• **Goal of the exercise**: Repeat everything in the material exactly.

• **Supplied information**:
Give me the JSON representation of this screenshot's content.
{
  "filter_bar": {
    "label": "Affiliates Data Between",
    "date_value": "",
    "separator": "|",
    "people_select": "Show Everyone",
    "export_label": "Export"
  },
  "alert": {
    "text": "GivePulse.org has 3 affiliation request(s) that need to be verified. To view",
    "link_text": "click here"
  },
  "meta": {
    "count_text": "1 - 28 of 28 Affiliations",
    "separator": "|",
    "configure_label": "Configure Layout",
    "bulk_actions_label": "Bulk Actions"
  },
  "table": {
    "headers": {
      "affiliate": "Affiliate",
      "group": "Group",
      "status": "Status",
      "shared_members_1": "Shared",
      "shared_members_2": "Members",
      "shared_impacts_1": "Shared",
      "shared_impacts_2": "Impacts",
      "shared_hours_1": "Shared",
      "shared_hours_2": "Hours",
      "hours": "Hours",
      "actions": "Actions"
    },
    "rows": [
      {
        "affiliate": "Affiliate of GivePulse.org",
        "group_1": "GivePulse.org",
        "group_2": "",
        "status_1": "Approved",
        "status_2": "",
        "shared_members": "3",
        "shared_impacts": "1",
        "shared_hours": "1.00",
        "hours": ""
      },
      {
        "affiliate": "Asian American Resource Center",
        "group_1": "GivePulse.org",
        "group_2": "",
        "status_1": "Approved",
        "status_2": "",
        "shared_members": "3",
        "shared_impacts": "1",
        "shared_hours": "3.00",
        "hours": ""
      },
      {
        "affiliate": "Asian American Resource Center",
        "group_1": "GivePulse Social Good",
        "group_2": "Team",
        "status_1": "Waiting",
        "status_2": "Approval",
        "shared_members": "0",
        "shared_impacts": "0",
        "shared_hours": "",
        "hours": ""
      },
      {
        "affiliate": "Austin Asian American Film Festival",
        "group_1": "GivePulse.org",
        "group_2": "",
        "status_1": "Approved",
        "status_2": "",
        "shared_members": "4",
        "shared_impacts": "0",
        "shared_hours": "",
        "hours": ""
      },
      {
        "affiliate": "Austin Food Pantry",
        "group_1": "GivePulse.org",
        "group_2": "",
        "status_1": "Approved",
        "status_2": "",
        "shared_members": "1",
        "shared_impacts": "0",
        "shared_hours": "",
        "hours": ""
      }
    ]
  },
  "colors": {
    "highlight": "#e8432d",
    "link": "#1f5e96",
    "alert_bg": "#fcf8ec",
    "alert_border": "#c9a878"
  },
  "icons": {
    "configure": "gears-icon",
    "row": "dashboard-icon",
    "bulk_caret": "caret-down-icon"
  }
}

• **Response for this exercise**:
Give me the JSON representation of this screenshot's content.
{
  "filter_bar": {
    "label": "Affiliates Data Between",
    "date_value": "",
    "separator": "|",
    "people_select": "Show Everyone",
    "export_label": "Export"
  },
  "alert": {
    "text": "GivePulse.org has 3 affiliation request(s) that need to be verified. To view",
    "link_text": "click here"
  },
  "meta": {
    "count_text": "1 - 28 of 28 Affiliations",
    "separator": "|",
    "configure_label": "Configure Layout",
    "bulk_actions_label": "Bulk Actions"
  },
  "table": {
    "headers": {
      "affiliate": "Affiliate",
      "group": "Group",
      "status": "Status",
      "shared_members_1": "Shared",
      "shared_members_2": "Members",
      "shared_impacts_1": "Shared",
      "shared_impacts_2": "Impacts",
      "shared_hours_1": "Shared",
      "shared_hours_2": "Hours",
      "hours": "Hours",
      "actions": "Actions"
    },
    "rows": [
      {
        "affiliate": "Affiliate of GivePulse.org",
        "group_1": "GivePulse.org",
        "group_2": "",
        "status_1": "Approved",
        "status_2": "",
        "shared_members": "3",
        "shared_impacts": "1",
        "shared_hours": "1.00",
        "hours": ""
      },
      {
        "affiliate": "Asian American Resource Center",
        "group_1": "GivePulse.org",
        "group_2": "",
        "status_1": "Approved",
        "status_2": "",
        "shared_members": "3",
        "shared_impacts": "1",
        "shared_hours": "3.00",
        "hours": ""
      },
      {
        "affiliate": "Asian American Resource Center",
        "group_1": "GivePulse Social Good",
        "group_2": "Team",
        "status_1": "Waiting",
        "status_2": "Approval",
        "shared_members": "0",
        "shared_impacts": "0",
        "shared_hours": "",
        "hours": ""
      },
      {
        "affiliate": "Austin Asian American Film Festival",
        "group_1": "GivePulse.org",
        "group_2": "",
        "status_1": "Approved",
        "status_2": "",
        "shared_members": "4",
        "shared_impacts": "0",
        "shared_hours": "",
        "hours": ""
      },
      {
        "affiliate": "Austin Food Pantry",
        "group_1": "GivePulse.org",
        "group_2": "",
        "status_1": "Approved",
        "status_2": "",
        "shared_members": "1",
        "shared_impacts": "0",
        "shared_hours": "",
        "hours": ""
      }
    ]
  },
  "colors": {
    "highlight": "#e8432d",
    "link": "#1f5e96",
    "alert_bg": "#fcf8ec",
    "alert_border": "#c9a878"
  },
  "icons": {
    "configure": "gears-icon",
    "row": "dashboard-icon",
    "bulk_caret": "caret-down-icon"
  }
}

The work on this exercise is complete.